=== Data ===

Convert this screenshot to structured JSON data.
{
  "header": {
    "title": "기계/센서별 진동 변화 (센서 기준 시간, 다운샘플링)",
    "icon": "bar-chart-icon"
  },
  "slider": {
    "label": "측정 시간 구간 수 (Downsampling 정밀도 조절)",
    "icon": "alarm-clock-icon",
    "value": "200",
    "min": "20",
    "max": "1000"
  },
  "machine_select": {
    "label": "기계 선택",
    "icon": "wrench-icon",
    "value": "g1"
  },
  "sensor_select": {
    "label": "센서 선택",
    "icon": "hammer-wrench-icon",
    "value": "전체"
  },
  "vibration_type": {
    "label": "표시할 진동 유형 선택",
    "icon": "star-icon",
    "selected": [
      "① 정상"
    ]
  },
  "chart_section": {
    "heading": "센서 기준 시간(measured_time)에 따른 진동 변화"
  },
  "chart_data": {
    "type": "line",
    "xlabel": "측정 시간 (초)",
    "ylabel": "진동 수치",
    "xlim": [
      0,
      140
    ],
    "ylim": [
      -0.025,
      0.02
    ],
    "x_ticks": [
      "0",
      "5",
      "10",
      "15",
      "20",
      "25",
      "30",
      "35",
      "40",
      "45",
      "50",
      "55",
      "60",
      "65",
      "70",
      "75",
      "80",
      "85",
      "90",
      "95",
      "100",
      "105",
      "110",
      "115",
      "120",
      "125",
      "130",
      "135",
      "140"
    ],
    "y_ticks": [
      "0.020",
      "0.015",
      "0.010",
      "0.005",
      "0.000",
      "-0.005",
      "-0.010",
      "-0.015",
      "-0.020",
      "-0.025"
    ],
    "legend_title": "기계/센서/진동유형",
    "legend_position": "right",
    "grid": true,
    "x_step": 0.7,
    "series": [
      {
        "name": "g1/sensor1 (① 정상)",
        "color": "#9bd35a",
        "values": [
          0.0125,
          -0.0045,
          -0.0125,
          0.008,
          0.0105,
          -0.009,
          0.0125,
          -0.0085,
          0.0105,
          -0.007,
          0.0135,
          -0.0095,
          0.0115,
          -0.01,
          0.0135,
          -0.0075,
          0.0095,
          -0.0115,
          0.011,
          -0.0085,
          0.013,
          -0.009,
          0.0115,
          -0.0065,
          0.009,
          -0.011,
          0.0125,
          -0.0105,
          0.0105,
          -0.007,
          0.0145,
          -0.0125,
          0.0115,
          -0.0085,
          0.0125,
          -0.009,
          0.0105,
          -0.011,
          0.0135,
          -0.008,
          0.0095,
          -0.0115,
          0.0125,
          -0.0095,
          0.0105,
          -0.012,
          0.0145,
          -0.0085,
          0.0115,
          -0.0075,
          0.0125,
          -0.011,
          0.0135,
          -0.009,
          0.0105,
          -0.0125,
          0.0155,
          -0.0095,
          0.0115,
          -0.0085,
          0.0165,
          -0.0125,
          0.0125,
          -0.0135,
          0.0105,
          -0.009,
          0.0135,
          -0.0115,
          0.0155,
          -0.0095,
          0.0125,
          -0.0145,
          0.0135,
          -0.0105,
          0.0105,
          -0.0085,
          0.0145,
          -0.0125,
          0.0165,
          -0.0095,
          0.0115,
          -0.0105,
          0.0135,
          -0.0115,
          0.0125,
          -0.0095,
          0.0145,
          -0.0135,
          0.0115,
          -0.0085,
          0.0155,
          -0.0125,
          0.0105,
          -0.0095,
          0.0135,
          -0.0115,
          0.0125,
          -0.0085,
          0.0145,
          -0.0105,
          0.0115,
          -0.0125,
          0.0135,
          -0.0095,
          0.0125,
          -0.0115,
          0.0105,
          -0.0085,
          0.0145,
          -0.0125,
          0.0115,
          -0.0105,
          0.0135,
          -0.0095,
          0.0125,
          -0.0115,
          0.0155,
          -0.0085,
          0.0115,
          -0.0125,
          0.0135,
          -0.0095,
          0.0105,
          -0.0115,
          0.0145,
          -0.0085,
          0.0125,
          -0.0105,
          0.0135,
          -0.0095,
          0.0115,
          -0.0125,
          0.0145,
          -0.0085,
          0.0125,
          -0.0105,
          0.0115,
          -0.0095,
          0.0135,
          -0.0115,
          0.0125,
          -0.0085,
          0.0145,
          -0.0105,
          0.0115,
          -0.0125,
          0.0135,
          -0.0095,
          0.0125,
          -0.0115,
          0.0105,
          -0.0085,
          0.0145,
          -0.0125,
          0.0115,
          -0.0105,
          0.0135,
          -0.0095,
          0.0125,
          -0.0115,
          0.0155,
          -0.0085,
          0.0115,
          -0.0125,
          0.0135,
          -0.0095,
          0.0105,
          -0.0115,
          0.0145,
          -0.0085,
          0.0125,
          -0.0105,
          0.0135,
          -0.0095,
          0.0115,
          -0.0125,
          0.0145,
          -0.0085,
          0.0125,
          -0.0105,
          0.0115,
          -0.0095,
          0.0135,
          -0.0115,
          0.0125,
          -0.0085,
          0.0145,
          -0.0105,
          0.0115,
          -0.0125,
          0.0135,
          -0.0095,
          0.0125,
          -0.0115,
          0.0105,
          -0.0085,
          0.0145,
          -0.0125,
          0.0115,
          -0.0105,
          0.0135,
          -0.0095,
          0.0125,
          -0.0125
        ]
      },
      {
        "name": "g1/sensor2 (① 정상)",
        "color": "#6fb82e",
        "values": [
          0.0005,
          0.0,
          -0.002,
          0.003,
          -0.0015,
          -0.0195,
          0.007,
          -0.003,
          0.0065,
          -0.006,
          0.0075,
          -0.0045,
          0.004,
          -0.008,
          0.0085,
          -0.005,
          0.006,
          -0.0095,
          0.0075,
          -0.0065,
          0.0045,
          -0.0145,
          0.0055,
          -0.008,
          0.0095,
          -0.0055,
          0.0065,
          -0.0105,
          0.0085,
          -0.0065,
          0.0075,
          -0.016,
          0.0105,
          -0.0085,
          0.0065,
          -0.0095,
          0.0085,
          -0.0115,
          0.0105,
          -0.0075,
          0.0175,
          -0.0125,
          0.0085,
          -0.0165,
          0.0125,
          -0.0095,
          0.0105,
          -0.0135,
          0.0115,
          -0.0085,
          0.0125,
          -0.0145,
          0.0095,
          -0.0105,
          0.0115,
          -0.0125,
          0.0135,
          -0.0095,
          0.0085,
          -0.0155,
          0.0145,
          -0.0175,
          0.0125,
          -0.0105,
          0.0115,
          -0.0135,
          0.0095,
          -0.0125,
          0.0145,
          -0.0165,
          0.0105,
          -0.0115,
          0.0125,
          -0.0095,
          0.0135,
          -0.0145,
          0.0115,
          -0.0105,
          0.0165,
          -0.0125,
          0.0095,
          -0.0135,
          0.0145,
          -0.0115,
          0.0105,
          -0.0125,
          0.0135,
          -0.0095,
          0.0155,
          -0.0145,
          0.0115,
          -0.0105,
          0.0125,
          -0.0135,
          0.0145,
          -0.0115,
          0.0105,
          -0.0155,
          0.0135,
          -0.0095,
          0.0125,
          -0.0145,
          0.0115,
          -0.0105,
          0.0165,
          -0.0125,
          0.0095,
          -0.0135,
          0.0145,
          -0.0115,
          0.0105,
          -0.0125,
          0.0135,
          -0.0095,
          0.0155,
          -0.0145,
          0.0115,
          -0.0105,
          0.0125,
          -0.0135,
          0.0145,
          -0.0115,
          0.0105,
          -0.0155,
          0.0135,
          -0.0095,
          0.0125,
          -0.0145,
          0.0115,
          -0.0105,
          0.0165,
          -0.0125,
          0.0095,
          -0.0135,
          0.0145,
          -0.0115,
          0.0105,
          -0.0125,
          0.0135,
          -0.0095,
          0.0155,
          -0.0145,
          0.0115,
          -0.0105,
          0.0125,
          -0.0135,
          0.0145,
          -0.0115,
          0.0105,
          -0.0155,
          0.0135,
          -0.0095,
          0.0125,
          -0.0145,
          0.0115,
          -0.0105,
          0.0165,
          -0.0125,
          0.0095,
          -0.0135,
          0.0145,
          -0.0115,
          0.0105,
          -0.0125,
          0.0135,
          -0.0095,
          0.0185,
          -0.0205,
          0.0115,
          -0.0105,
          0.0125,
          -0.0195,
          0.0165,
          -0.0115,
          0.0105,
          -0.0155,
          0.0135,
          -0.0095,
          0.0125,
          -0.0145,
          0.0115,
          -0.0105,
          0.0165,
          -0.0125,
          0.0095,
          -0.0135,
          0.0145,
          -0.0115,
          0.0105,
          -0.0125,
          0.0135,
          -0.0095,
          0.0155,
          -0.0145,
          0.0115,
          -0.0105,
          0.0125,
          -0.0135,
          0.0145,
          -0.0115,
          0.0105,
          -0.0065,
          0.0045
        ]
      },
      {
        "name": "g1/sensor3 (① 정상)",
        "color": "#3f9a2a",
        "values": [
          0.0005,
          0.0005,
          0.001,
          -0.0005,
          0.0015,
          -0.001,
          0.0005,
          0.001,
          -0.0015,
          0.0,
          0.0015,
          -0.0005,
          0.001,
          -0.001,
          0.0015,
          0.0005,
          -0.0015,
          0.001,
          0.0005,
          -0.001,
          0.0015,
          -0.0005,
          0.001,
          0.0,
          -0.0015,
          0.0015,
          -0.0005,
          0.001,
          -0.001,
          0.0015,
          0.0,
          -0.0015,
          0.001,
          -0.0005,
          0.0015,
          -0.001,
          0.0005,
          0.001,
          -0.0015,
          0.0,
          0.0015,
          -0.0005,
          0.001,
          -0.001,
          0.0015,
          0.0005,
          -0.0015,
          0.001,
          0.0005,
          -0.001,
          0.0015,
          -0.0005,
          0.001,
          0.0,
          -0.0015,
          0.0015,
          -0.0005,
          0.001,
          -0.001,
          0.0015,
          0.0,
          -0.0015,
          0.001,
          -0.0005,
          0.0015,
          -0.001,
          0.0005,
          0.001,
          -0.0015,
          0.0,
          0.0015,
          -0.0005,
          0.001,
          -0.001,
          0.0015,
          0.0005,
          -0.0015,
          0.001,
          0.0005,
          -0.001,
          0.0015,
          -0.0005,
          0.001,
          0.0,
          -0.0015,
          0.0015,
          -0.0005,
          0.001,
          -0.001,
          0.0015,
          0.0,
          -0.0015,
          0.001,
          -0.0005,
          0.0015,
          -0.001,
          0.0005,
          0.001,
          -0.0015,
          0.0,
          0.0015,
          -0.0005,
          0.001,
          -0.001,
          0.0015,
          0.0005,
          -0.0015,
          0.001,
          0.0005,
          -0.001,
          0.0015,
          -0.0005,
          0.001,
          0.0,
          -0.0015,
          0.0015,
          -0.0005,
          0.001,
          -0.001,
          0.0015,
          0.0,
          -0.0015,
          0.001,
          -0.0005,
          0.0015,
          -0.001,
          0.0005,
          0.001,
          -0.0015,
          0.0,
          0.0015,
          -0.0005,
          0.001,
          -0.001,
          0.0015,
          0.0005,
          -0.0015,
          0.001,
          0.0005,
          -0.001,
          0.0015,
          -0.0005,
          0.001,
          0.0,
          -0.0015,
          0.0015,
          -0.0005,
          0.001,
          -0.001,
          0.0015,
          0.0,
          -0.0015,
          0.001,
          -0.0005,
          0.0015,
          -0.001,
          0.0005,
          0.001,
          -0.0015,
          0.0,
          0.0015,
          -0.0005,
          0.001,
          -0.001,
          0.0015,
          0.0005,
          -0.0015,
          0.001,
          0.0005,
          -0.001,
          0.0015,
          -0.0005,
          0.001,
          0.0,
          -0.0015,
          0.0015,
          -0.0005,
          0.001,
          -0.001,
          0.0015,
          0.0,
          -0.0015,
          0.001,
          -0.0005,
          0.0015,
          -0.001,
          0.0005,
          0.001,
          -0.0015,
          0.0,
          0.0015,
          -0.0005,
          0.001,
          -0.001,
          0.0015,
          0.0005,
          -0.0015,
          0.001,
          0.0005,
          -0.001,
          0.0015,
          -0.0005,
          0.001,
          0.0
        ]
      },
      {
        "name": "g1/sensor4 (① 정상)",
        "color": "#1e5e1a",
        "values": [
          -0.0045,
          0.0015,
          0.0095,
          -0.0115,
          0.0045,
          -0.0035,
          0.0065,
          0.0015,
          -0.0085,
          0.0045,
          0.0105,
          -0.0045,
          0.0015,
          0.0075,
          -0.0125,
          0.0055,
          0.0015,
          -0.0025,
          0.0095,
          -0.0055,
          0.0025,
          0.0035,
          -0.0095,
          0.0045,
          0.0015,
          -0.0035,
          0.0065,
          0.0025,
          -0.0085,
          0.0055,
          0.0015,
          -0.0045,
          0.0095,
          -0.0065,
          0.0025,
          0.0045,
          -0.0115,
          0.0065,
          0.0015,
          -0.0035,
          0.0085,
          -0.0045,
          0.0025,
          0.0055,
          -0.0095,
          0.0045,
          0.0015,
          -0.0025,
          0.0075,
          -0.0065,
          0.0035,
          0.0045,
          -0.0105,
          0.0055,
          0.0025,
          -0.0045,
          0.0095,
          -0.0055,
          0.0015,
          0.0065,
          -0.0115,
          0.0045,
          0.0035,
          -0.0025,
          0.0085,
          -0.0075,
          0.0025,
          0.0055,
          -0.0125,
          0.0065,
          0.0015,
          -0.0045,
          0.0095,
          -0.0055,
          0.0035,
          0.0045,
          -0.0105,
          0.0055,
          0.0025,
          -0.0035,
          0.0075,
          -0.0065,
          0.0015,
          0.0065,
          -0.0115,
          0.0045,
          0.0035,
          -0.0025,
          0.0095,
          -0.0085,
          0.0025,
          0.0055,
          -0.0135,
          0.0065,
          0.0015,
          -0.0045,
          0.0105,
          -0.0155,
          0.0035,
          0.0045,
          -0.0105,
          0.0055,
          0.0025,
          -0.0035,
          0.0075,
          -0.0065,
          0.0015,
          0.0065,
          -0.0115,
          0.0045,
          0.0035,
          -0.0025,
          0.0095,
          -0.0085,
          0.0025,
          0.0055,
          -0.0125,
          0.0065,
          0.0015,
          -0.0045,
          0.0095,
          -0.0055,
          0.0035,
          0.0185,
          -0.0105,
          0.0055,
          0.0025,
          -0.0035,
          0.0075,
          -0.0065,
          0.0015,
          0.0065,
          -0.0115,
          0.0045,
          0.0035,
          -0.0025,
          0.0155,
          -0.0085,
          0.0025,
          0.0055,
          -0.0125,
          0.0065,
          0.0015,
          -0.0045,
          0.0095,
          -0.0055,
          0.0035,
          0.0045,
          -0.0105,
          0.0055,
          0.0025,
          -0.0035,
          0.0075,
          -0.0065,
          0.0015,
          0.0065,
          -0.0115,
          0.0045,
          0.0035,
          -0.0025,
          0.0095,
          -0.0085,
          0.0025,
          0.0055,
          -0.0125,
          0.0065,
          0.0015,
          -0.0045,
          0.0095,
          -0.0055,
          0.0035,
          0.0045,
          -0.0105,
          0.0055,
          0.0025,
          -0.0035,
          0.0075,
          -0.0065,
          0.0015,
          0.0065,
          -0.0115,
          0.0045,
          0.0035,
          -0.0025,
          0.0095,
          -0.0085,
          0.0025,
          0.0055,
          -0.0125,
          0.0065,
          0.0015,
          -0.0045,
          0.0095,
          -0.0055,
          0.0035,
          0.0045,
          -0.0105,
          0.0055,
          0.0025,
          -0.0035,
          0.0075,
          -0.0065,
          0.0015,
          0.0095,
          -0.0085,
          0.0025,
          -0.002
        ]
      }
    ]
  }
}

===

**What to produce:** Where a line in the entries holds the word "color", copy that line.

**Written answer:**
        "color": "#9bd35a",
        "color": "#6fb82e",
        "color": "#3f9a2a",
        "color": "#1e5e1a",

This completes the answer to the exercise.